== Aim of the exercise ==
Go through the listing below and list every line with "does".

>> begin Listed entries

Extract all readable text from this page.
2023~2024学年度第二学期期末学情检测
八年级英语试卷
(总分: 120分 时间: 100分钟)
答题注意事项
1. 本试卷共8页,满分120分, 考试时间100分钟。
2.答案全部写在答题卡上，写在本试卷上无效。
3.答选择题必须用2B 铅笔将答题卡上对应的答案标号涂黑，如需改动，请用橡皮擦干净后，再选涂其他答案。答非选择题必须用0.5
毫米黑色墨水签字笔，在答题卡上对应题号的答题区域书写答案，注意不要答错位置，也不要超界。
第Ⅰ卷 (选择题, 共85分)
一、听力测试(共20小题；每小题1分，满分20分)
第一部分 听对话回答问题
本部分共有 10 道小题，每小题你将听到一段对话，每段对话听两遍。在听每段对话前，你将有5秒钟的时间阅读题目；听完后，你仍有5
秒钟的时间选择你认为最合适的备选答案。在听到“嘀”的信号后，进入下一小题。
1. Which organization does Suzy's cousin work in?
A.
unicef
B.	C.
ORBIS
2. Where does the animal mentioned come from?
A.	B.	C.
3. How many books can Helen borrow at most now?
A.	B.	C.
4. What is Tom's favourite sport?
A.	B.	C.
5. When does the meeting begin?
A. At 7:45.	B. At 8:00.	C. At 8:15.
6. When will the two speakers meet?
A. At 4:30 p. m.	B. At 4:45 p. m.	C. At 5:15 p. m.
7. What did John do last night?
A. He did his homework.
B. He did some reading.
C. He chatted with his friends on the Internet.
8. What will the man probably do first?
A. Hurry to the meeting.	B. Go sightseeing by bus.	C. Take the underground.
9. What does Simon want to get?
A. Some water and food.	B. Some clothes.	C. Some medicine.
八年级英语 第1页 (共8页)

>> end Listed entries

== Exercise solution ==
1. Which organization does Suzy's cousin work in?
2. Where does the animal mentioned come from?
5. When does the meeting begin?
9. What does Simon want to get?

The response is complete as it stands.